[Dataset entries]
··········

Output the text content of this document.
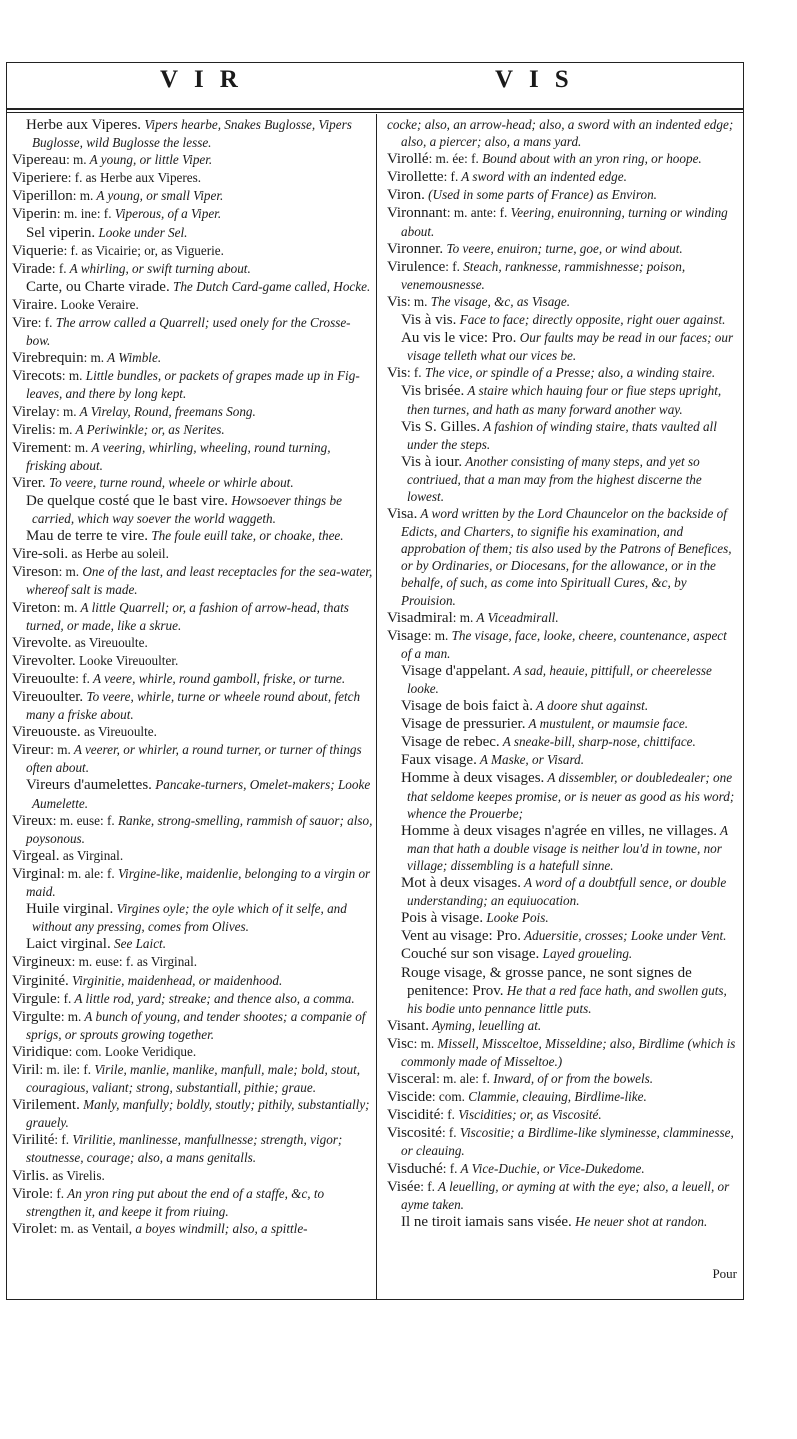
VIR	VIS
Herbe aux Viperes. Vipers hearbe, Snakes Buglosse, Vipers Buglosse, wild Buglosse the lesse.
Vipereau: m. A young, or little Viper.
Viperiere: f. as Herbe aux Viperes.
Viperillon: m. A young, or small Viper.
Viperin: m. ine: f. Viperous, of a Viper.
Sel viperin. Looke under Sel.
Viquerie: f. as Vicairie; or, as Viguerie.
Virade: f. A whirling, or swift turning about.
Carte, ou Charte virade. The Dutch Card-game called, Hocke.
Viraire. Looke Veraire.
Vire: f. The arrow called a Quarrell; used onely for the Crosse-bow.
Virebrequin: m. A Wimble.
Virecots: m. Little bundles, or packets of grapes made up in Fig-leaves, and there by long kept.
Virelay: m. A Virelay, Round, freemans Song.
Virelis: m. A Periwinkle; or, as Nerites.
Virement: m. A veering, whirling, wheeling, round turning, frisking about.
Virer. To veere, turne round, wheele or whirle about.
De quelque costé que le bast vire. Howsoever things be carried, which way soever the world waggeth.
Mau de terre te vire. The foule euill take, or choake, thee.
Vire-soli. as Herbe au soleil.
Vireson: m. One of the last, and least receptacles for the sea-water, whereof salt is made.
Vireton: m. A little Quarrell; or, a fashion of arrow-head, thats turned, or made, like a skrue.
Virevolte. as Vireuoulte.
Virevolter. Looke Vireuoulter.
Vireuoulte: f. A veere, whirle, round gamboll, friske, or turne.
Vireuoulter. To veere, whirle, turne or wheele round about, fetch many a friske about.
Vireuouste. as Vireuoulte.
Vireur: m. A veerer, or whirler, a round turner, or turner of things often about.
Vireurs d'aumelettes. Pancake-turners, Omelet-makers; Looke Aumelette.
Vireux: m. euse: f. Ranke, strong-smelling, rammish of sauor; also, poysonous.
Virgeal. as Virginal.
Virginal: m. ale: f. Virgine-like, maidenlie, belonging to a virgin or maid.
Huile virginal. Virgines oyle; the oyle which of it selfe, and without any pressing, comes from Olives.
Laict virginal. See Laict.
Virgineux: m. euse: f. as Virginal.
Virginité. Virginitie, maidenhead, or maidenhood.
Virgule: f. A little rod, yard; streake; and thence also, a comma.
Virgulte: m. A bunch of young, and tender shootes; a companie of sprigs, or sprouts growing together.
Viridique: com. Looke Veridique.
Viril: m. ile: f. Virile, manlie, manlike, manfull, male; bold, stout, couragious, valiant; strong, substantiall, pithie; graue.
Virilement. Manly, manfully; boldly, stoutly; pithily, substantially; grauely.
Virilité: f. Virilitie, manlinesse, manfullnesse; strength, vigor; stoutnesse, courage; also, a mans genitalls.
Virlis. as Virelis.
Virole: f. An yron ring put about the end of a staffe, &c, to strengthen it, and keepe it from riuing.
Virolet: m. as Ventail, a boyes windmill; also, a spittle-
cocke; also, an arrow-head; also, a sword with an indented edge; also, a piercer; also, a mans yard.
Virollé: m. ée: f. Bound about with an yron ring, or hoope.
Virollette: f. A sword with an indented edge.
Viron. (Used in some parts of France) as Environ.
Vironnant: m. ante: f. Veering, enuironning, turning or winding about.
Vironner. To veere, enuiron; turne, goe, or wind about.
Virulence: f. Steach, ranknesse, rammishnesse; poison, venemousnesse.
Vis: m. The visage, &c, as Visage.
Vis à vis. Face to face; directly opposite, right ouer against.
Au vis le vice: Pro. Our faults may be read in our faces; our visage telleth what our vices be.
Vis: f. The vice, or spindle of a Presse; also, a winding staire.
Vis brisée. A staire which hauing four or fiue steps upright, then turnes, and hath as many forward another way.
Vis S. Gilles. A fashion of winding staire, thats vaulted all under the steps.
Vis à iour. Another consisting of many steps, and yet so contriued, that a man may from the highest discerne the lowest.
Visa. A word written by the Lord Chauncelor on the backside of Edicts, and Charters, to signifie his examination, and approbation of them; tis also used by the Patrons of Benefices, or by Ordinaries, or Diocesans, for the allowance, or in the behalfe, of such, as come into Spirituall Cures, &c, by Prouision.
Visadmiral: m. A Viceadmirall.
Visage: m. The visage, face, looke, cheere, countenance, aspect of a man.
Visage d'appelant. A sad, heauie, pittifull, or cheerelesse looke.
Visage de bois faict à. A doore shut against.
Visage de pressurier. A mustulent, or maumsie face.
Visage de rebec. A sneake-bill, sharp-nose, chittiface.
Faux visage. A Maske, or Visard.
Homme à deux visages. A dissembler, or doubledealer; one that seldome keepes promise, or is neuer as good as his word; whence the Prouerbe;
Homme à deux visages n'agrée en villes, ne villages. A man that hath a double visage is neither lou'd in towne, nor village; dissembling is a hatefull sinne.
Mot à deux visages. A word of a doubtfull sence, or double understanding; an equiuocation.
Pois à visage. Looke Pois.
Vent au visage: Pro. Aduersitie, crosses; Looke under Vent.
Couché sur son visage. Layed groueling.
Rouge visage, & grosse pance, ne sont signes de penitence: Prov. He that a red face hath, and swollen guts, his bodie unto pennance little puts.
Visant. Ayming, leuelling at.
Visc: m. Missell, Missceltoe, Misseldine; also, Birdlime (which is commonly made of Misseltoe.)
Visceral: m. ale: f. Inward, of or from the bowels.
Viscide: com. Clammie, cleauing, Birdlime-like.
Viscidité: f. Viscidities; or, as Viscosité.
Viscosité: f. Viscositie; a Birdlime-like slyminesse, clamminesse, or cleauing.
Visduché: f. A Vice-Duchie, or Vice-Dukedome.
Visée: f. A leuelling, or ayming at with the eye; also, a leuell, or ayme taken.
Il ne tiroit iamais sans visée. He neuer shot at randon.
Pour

··········

● WHAT TO PRODUCE:
Pictures excluded, quote all the data above exactly.

● ANSWER TO THE PROBLEM:
Output the text content of this document.
VIR	VIS
Herbe aux Viperes. Vipers hearbe, Snakes Buglosse, Vipers Buglosse, wild Buglosse the lesse.
Vipereau: m. A young, or little Viper.
Viperiere: f. as Herbe aux Viperes.
Viperillon: m. A young, or small Viper.
Viperin: m. ine: f. Viperous, of a Viper.
Sel viperin. Looke under Sel.
Viquerie: f. as Vicairie; or, as Viguerie.
Virade: f. A whirling, or swift turning about.
Carte, ou Charte virade. The Dutch Card-game called, Hocke.
Viraire. Looke Veraire.
Vire: f. The arrow called a Quarrell; used onely for the Crosse-bow.
Virebrequin: m. A Wimble.
Virecots: m. Little bundles, or packets of grapes made up in Fig-leaves, and there by long kept.
Virelay: m. A Virelay, Round, freemans Song.
Virelis: m. A Periwinkle; or, as Nerites.
Virement: m. A veering, whirling, wheeling, round turning, frisking about.
Virer. To veere, turne round, wheele or whirle about.
De quelque costé que le bast vire. Howsoever things be carried, which way soever the world waggeth.
Mau de terre te vire. The foule euill take, or choake, thee.
Vire-soli. as Herbe au soleil.
Vireson: m. One of the last, and least receptacles for the sea-water, whereof salt is made.
Vireton: m. A little Quarrell; or, a fashion of arrow-head, thats turned, or made, like a skrue.
Virevolte. as Vireuoulte.
Virevolter. Looke Vireuoulter.
Vireuoulte: f. A veere, whirle, round gamboll, friske, or turne.
Vireuoulter. To veere, whirle, turne or wheele round about, fetch many a friske about.
Vireuouste. as Vireuoulte.
Vireur: m. A veerer, or whirler, a round turner, or turner of things often about.
Vireurs d'aumelettes. Pancake-turners, Omelet-makers; Looke Aumelette.
Vireux: m. euse: f. Ranke, strong-smelling, rammish of sauor; also, poysonous.
Virgeal. as Virginal.
Virginal: m. ale: f. Virgine-like, maidenlie, belonging to a virgin or maid.
Huile virginal. Virgines oyle; the oyle which of it selfe, and without any pressing, comes from Olives.
Laict virginal. See Laict.
Virgineux: m. euse: f. as Virginal.
Virginité. Virginitie, maidenhead, or maidenhood.
Virgule: f. A little rod, yard; streake; and thence also, a comma.
Virgulte: m. A bunch of young, and tender shootes; a companie of sprigs, or sprouts growing together.
Viridique: com. Looke Veridique.
Viril: m. ile: f. Virile, manlie, manlike, manfull, male; bold, stout, couragious, valiant; strong, substantiall, pithie; graue.
Virilement. Manly, manfully; boldly, stoutly; pithily, substantially; grauely.
Virilité: f. Virilitie, manlinesse, manfullnesse; strength, vigor; stoutnesse, courage; also, a mans genitalls.
Virlis. as Virelis.
Virole: f. An yron ring put about the end of a staffe, &c, to strengthen it, and keepe it from riuing.
Virolet: m. as Ventail, a boyes windmill; also, a spittle-
cocke; also, an arrow-head; also, a sword with an indented edge; also, a piercer; also, a mans yard.
Virollé: m. ée: f. Bound about with an yron ring, or hoope.
Virollette: f. A sword with an indented edge.
Viron. (Used in some parts of France) as Environ.
Vironnant: m. ante: f. Veering, enuironning, turning or winding about.
Vironner. To veere, enuiron; turne, goe, or wind about.
Virulence: f. Steach, ranknesse, rammishnesse; poison, venemousnesse.
Vis: m. The visage, &c, as Visage.
Vis à vis. Face to face; directly opposite, right ouer against.
Au vis le vice: Pro. Our faults may be read in our faces; our visage telleth what our vices be.
Vis: f. The vice, or spindle of a Presse; also, a winding staire.
Vis brisée. A staire which hauing four or fiue steps upright, then turnes, and hath as many forward another way.
Vis S. Gilles. A fashion of winding staire, thats vaulted all under the steps.
Vis à iour. Another consisting of many steps, and yet so contriued, that a man may from the highest discerne the lowest.
Visa. A word written by the Lord Chauncelor on the backside of Edicts, and Charters, to signifie his examination, and approbation of them; tis also used by the Patrons of Benefices, or by Ordinaries, or Diocesans, for the allowance, or in the behalfe, of such, as come into Spirituall Cures, &c, by Prouision.
Visadmiral: m. A Viceadmirall.
Visage: m. The visage, face, looke, cheere, countenance, aspect of a man.
Visage d'appelant. A sad, heauie, pittifull, or cheerelesse looke.
Visage de bois faict à. A doore shut against.
Visage de pressurier. A mustulent, or maumsie face.
Visage de rebec. A sneake-bill, sharp-nose, chittiface.
Faux visage. A Maske, or Visard.
Homme à deux visages. A dissembler, or doubledealer; one that seldome keepes promise, or is neuer as good as his word; whence the Prouerbe;
Homme à deux visages n'agrée en villes, ne villages. A man that hath a double visage is neither lou'd in towne, nor village; dissembling is a hatefull sinne.
Mot à deux visages. A word of a doubtfull sence, or double understanding; an equiuocation.
Pois à visage. Looke Pois.
Vent au visage: Pro. Aduersitie, crosses; Looke under Vent.
Couché sur son visage. Layed groueling.
Rouge visage, & grosse pance, ne sont signes de penitence: Prov. He that a red face hath, and swollen guts, his bodie unto pennance little puts.
Visant. Ayming, leuelling at.
Visc: m. Missell, Missceltoe, Misseldine; also, Birdlime (which is commonly made of Misseltoe.)
Visceral: m. ale: f. Inward, of or from the bowels.
Viscide: com. Clammie, cleauing, Birdlime-like.
Viscidité: f. Viscidities; or, as Viscosité.
Viscosité: f. Viscositie; a Birdlime-like slyminesse, clamminesse, or cleauing.
Visduché: f. A Vice-Duchie, or Vice-Dukedome.
Visée: f. A leuelling, or ayming at with the eye; also, a leuell, or ayme taken.
Il ne tiroit iamais sans visée. He neuer shot at randon.
Pour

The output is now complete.